---------- EXTRACTED ENTRIES ----------
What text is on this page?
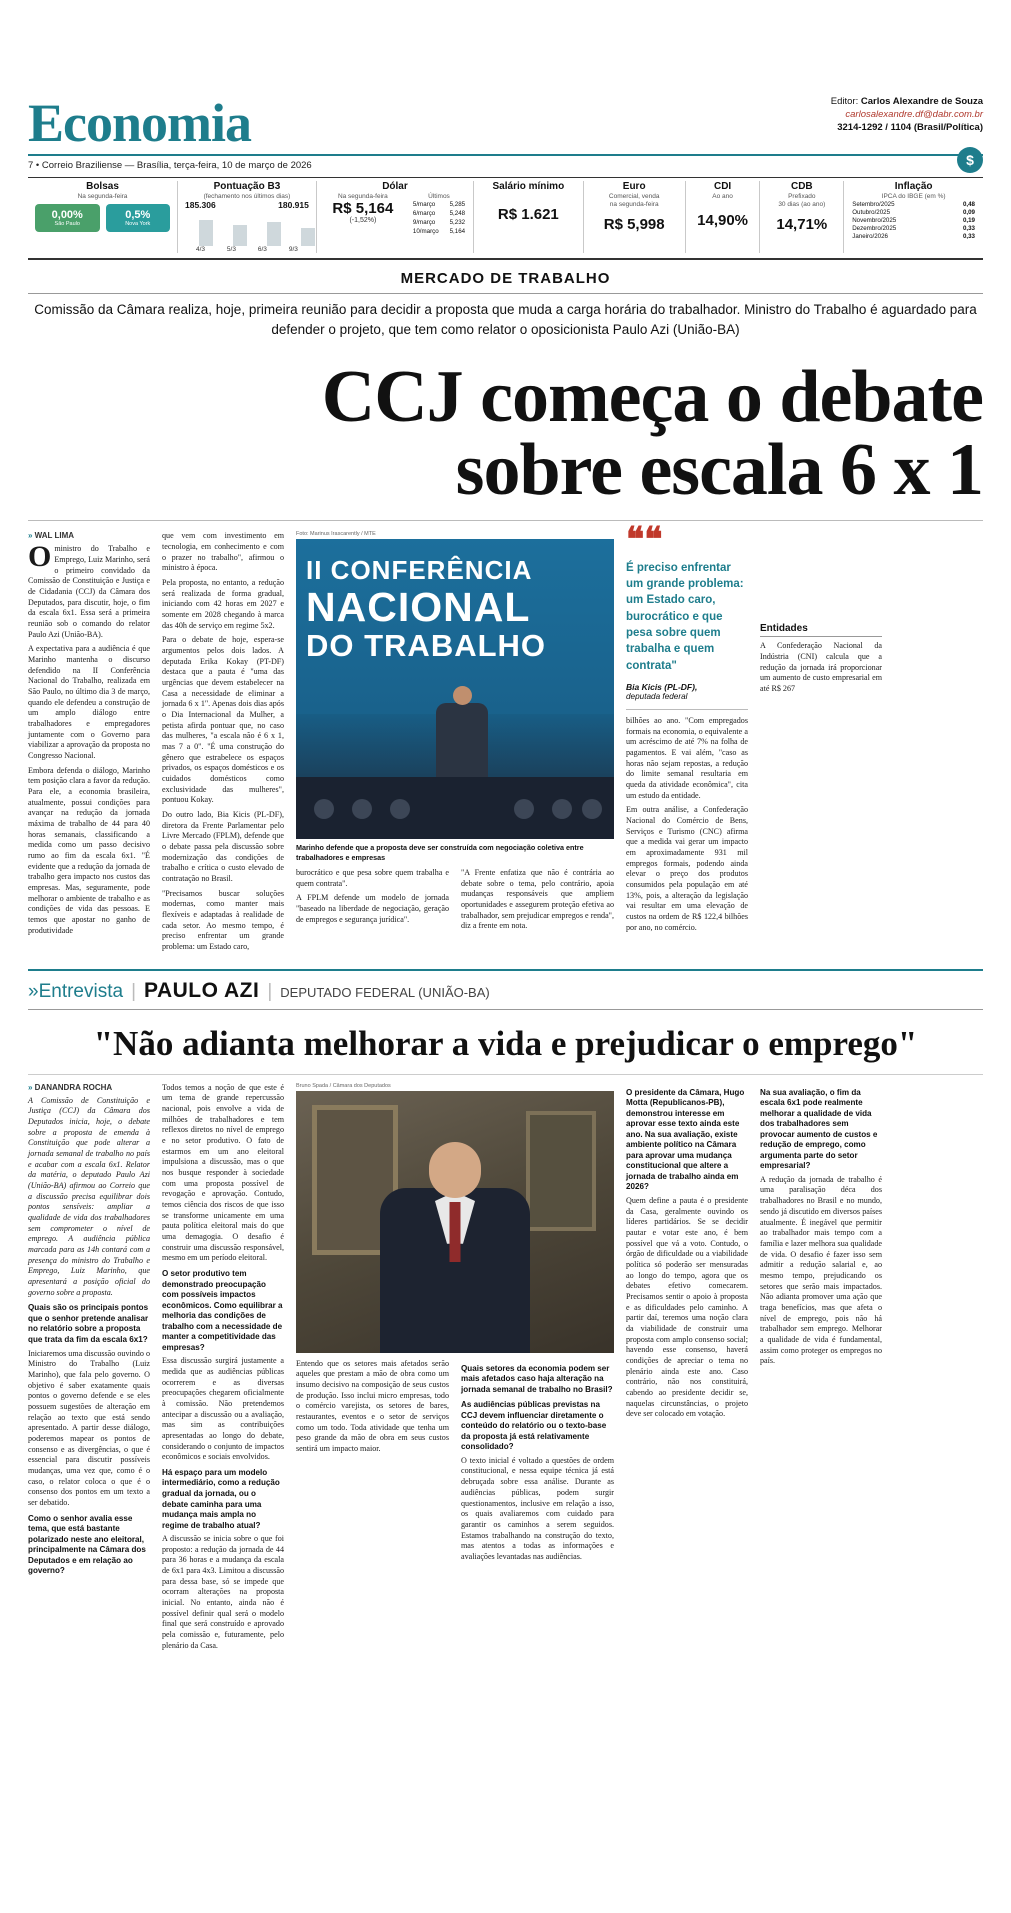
Economia	Editor: Carlos Alexandre de Souza
carlosalexandre.df@dabr.com.br
3214-1292 / 1104 (Brasil/Política)
7 • Correio Braziliense — Brasília, terça-feira, 10 de março de 2026	$
Bolsas
Na segunda-feira
0,00%
São Paulo
0,5%
Nova York
Pontuação B3
(fechamento nos últimos dias)
185.306	180.915
4/3	5/3	6/3	9/3
Dólar
Na segunda-feira
R$ 5,164
(-1,52%)
Últimos
5/março	5,285
6/março	5,248
9/março	5,232
10/março	5,164
Salário mínimo
R$ 1.621
Euro
Comercial, venda
na segunda-feira
R$ 5,998
CDI
Ao ano
14,90%
CDB
Prefixado
30 dias (ao ano)
14,71%
Inflação
IPCA do IBGE (em %)
Setembro/2025	0,48
Outubro/2025	0,09
Novembro/2025	0,19
Dezembro/2025	0,33
Janeiro/2026	0,33
MERCADO DE TRABALHO
Comissão da Câmara realiza, hoje, primeira reunião para decidir a proposta que muda a carga horária do trabalhador. Ministro do Trabalho é aguardado para defender o projeto, que tem como relator o oposicionista Paulo Azi (União-BA)
CCJ começa o debate
sobre escala 6 x 1
» WAL LIMA

Oministro do Trabalho e Emprego, Luiz Marinho, será o primeiro convidado da Comissão de Constituição e Justiça e de Cidadania (CCJ) da Câmara dos Deputados, para discutir, hoje, o fim da escala 6x1. Essa será a primeira reunião sob o comando do relator Paulo Azi (União-BA).

A expectativa para a audiência é que Marinho mantenha o discurso defendido na II Conferência Nacional do Trabalho, realizada em São Paulo, no último dia 3 de março, quando ele defendeu a construção de um amplo diálogo entre trabalhadores e empregadores juntamente com o Governo para viabilizar a aprovação da proposta no Congresso Nacional.

Embora defenda o diálogo, Marinho tem posição clara a favor da redução. Para ele, a economia brasileira, atualmente, possui condições para avançar na redução da jornada máxima de trabalho de 44 para 40 horas semanais, classificando a medida como um passo decisivo rumo ao fim da escala 6x1. "É evidente que a redução da jornada de trabalho gera impacto nos custos das empresas. Mas, seguramente, pode melhorar o ambiente de trabalho e as condições de vida das pessoas. E temos que apostar no ganho de produtividade

que vem com investimento em tecnologia, em conhecimento e com o prazer no trabalho", afirmou o ministro à época.

Pela proposta, no entanto, a redução será realizada de forma gradual, iniciando com 42 horas em 2027 e somente em 2028 chegando à marca das 40h de serviço em regime 5x2.

Para o debate de hoje, espera-se argumentos pelos dois lados. A deputada Erika Kokay (PT-DF) destaca que a pauta é "uma das urgências que devem estabelecer na Casa a necessidade de eliminar a jornada 6 x 1". Apenas dois dias após o Dia Internacional da Mulher, a petista afirda pontuar que, no caso das mulheres, "a escala não é 6 x 1, mas 7 a 0". "É uma construção do gênero que estrabelece os espaços privados, os espaços domésticos e os cuidados domésticos como exclusividade das mulheres", pontuou Kokay.

Do outro lado, Bia Kicis (PL-DF), diretora da Frente Parlamentar pelo Livre Mercado (FPLM), defende que o debate passa pela discussão sobre modernização das condições de trabalho e crítica o custo elevado de contratação no Brasil.

"Precisamos buscar soluções modernas, como manter mais flexíveis e adaptadas à realidade de cada setor. Ao mesmo tempo, é preciso enfrentar um grande problema: um Estado caro,

Foto: Marinus Irascarently / MTE
II CONFERÊNCIA
NACIONAL
DO TRABALHO
Marinho defende que a proposta deve ser construída com negociação coletiva entre trabalhadores e empresas

burocrático e que pesa sobre quem trabalha e quem contrata".

A FPLM defende um modelo de jornada "baseado na liberdade de negociação, geração de empregos e segurança jurídica".

"A Frente enfatiza que não é contrária ao debate sobre o tema, pelo contrário, apoia mudanças responsáveis que ampliem oportunidades e assegurem proteção efetiva ao trabalhador, sem prejudicar empregos e renda", diz a frente em nota.

❝❝
É preciso enfrentar um grande problema: um Estado caro, burocrático e que pesa sobre quem trabalha e quem contrata"
Bia Kicis (PL-DF),
deputada federal

bilhões ao ano. "Com empregados formais na economia, o equivalente a um acréscimo de até 7% na folha de pagamentos. E vai além, "caso as horas não sejam repostas, a redução do limite semanal resultaria em queda da atividade econômica", cita um estudo da entidade.

Em outra análise, a Confederação Nacional do Comércio de Bens, Serviços e Turismo (CNC) afirma que a medida vai gerar um impacto em aproximadamente 931 mil empregos formais, podendo ainda elevar o preço dos produtos consumidos pela população em até 13%, pois, a alteração da legislação vai resultar em uma elevação de custos na ordem de R$ 122,4 bilhões por ano, no comércio.

Entidades

A Confederação Nacional da Indústria (CNI) calcula que a redução da jornada irá proporcionar um aumento de custo empresarial em até R$ 267

»Entrevista | PAULO AZI | DEPUTADO FEDERAL (UNIÃO-BA)
"Não adianta melhorar a vida e prejudicar o emprego"
» DANANDRA ROCHA

A Comissão de Constituição e Justiça (CCJ) da Câmara dos Deputados inicia, hoje, o debate sobre a proposta de emenda à Constituição que pode alterar a jornada semanal de trabalho no país e acabar com a escala 6x1. Relator da matéria, o deputado Paulo Azi (União-BA) afirmou ao Correio que a discussão precisa equilibrar dois pontos sensíveis: ampliar a qualidade de vida dos trabalhadores sem comprometer o nível de emprego. A audiência pública marcada para as 14h contará com a presença do ministro do Trabalho e Emprego, Luiz Marinho, que apresentará a posição oficial do governo sobre a proposta.

Quais são os principais pontos que o senhor pretende analisar no relatório sobre a proposta que trata da fim da escala 6x1?

Iniciaremos uma discussão ouvindo o Ministro do Trabalho (Luiz Marinho), que fala pelo governo. O objetivo é saber exatamente quais pontos o governo defende e se eles possuem sugestões de alteração em relação ao texto que está sendo apresentado. A partir desse diálogo, poderemos mapear os pontos de consenso e as divergências, o que é essencial para discutir possíveis mudanças, uma vez que, como é o caso, o relator coloca o que é o consenso dos pontos em um texto a ser debatido.

Como o senhor avalia esse tema, que está bastante polarizado neste ano eleitoral, principalmente na Câmara dos Deputados e em relação ao governo?

Todos temos a noção de que este é um tema de grande repercussão nacional, pois envolve a vida de milhões de trabalhadores e tem reflexos diretos no nível de emprego e no setor produtivo. O fato de estarmos em um ano eleitoral impulsiona a discussão, mas o que nos busque responder à sociedade com uma proposta possível de revogação e aprovação. Contudo, temos ciência dos riscos de que isso se transforme unicamente em uma pauta política eleitoral mais do que uma demagogia. O desafio é construir uma discussão responsável, mesmo em um período eleitoral.

O setor produtivo tem demonstrado preocupação com possíveis impactos econômicos. Como equilibrar a melhoria das condições de trabalho com a necessidade de manter a competitividade das empresas?

Essa discussão surgirá justamente a medida que as audiências públicas ocorrerem e as diversas preocupações chegarem oficialmente à comissão. Não pretendemos antecipar a discussão ou a avaliação, mas sim as contribuições apresentadas ao longo do debate, considerando o conjunto de impactos econômicos e sociais envolvidos.

Há espaço para um modelo intermediário, como a redução gradual da jornada, ou o debate caminha para uma mudança mais ampla no regime de trabalho atual?

A discussão se inicia sobre o que foi proposto: a redução da jornada de 44 para 36 horas e a mudança da escala de 6x1 para 4x3. Limitou a discussão para dessa base, só se impede que ocorram alterações na proposta inicial. No entanto, ainda não é possível definir qual será o modelo final que será construído e aprovado pela comissão e, futuramente, pelo plenário da Casa.

Bruno Spada / Câmara dos Deputados

Entendo que os setores mais afetados serão aqueles que prestam a mão de obra como um insumo decisivo na composição de seus custos de produção. Isso inclui micro empresas, todo o comércio varejista, os setores de bares, restaurantes, eventos e o setor de serviços como um todo. Toda atividade que tenha um peso grande da mão de obra em seus custos sentirá um impacto maior.

Quais setores da economia podem ser mais afetados caso haja alteração na jornada semanal de trabalho no Brasil?
As audiências públicas previstas na CCJ devem influenciar diretamente o conteúdo do relatório ou o texto-base da proposta já está relativamente consolidado?

O texto inicial é voltado a questões de ordem constitucional, e nessa equipe técnica já está debruçada sobre essa análise. Durante as audiências públicas, podem surgir questionamentos, inclusive em relação a isso, os quais avaliaremos com cuidado para garantir os caminhos a serem seguidos. Estamos trabalhando na construção do texto, mas atentos a todas as informações e avaliações levantadas nas audiências.

O presidente da Câmara, Hugo Motta (Republicanos-PB), demonstrou interesse em aprovar esse texto ainda este ano. Na sua avaliação, existe ambiente político na Câmara para aprovar uma mudança constitucional que altere a jornada de trabalho ainda em 2026?

Quem define a pauta é o presidente da Casa, geralmente ouvindo os líderes partidários. Se se decidir pautar e votar este ano, é bem possível que vá a voto. Contudo, o órgão de dificuldade ou a viabilidade política só poderão ser mensuradas ao longo do tempo, agora que os debates efetivo comecarem. Precisamos sentir o apoio à proposta e as dificuldades pelo caminho. A partir daí, teremos uma noção clara da viabilidade de construir uma proposta com amplo consenso social; havendo esse consenso, haverá condições de apreciar o tema no plenário ainda este ano. Caso contrário, não nos constituirá, cabendo ao presidente decidir se, naquelas circunstâncias, o projeto deve ser colocado em votação.

Na sua avaliação, o fim da escala 6x1 pode realmente melhorar a qualidade de vida dos trabalhadores sem provocar aumento de custos e redução de emprego, como argumenta parte do setor empresarial?

A redução da jornada de trabalho é uma paralisação déca dos trabalhadores no Brasil e no mundo, sendo já discutido em diversos países atualmente. É inegável que permitir ao trabalhador mais tempo com a família e lazer melhora sua qualidade de vida. O desafio é fazer isso sem admitir a redução salarial e, ao mesmo tempo, prejudicando os setores que serão mais impactados. Não adianta promover uma ação que traga benefícios, mas que afeta o nível de emprego, pois não há trabalhador sem emprego. Melhorar a qualidade de vida é fundamental, assim como proteger os empregos no país.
----------
Give only the count of lines in the data that include the string "problema".

* [SOLUTION TO THE PROBLEM]:
2